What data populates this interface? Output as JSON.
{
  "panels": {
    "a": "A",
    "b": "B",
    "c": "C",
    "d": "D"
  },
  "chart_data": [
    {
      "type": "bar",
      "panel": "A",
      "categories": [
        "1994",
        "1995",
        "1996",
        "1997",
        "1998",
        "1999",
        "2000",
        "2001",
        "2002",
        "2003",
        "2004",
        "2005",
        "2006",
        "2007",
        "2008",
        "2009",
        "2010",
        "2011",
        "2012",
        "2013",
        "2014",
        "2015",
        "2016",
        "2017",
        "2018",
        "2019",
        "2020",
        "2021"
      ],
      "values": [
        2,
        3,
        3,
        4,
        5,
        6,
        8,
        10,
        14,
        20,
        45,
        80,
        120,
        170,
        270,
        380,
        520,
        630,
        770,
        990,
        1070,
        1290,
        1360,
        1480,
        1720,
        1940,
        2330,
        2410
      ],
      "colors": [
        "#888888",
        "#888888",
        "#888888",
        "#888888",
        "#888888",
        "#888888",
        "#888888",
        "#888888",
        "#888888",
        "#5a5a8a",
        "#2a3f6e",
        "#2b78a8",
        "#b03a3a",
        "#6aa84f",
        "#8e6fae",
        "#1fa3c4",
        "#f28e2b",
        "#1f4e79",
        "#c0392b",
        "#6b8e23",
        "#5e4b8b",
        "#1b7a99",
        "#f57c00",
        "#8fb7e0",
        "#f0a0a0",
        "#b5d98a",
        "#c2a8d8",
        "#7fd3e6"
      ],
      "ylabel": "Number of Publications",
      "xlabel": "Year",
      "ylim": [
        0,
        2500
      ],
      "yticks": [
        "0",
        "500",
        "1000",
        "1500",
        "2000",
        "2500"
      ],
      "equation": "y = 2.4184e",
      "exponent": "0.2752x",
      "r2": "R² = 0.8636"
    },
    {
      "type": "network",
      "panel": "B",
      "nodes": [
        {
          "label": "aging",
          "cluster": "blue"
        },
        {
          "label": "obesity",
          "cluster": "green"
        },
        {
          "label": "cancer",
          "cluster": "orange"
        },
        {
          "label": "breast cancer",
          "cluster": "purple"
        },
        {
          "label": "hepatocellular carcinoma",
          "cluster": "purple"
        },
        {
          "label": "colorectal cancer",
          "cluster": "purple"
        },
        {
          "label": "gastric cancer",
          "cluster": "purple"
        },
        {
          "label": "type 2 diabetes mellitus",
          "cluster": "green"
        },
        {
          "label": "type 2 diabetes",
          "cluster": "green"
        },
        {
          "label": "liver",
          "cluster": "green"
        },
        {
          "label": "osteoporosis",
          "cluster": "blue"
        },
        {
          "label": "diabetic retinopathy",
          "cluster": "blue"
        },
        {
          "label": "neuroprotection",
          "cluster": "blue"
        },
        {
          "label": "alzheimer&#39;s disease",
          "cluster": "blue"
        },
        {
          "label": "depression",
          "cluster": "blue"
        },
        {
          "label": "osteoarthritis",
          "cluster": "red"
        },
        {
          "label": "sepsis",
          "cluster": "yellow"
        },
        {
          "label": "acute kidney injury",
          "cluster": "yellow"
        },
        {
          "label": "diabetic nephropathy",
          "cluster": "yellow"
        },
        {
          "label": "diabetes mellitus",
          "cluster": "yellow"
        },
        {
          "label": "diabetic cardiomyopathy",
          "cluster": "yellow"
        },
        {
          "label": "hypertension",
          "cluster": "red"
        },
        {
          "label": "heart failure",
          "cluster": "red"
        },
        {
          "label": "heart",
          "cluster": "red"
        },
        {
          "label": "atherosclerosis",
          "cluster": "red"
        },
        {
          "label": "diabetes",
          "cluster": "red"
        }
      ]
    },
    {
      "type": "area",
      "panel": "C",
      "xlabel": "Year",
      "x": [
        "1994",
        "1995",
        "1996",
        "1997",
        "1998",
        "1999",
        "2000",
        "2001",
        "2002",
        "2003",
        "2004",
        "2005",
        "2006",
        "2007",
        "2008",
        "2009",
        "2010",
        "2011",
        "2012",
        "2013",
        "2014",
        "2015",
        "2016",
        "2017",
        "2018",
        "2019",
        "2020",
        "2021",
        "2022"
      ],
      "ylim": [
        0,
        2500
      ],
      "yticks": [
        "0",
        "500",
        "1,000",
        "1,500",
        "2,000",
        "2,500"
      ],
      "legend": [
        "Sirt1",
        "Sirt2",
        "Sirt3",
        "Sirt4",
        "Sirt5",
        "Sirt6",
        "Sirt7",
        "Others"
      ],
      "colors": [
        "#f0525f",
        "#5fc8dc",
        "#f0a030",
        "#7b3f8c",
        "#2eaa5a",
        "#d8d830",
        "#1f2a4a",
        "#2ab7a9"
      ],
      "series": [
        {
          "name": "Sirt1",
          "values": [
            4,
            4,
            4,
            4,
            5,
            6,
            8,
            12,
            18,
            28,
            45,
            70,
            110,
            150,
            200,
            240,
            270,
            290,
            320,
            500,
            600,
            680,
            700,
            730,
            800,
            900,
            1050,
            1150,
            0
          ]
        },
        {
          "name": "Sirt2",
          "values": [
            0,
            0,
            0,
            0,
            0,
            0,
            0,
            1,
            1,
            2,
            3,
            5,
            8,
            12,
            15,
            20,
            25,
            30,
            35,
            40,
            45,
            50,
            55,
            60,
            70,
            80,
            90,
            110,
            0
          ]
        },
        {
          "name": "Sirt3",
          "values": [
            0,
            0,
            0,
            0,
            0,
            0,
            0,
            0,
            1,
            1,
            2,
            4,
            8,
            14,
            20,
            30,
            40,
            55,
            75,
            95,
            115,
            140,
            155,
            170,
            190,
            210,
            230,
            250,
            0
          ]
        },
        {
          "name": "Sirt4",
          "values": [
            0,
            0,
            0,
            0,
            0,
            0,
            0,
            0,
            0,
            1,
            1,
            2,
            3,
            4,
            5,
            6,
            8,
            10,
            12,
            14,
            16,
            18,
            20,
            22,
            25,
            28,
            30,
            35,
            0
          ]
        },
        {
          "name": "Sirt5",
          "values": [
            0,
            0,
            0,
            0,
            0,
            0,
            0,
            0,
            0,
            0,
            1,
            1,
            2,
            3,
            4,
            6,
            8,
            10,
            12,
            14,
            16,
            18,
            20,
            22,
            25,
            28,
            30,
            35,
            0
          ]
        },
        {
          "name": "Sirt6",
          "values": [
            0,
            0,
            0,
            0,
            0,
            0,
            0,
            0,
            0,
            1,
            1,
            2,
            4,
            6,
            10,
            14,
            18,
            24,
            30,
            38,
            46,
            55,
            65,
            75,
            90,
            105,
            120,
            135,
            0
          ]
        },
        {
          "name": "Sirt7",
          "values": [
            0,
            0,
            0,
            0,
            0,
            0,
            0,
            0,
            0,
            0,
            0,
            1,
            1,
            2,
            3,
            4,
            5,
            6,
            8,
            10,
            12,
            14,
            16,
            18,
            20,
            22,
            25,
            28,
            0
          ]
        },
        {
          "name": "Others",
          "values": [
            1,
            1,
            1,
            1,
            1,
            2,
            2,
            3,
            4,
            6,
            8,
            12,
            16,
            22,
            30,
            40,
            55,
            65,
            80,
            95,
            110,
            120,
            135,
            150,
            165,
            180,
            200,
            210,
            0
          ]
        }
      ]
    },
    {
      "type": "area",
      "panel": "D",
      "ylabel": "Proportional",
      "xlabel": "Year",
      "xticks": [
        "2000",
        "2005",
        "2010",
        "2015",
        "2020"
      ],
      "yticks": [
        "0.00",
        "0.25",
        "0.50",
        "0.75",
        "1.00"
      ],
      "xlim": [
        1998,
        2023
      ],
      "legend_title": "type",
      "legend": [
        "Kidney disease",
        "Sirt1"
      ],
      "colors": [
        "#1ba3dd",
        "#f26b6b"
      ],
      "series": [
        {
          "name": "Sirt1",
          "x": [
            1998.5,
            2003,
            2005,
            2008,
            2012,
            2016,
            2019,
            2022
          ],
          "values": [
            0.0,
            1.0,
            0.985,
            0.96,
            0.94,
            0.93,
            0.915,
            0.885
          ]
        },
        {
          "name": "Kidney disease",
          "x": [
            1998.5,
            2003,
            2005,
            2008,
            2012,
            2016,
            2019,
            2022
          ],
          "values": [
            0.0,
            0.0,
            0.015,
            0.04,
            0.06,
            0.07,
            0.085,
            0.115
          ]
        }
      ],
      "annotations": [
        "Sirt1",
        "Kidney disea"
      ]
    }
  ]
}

-*-*-

INSTRUCTIONS TO FOLLOW: Show each line of the listing that holds the string "diabetes".

TASK RESPONSE:
          "label": "type 2 diabetes mellitus",
          "label": "type 2 diabetes",
          "label": "diabetes mellitus",
          "label": "diabetes",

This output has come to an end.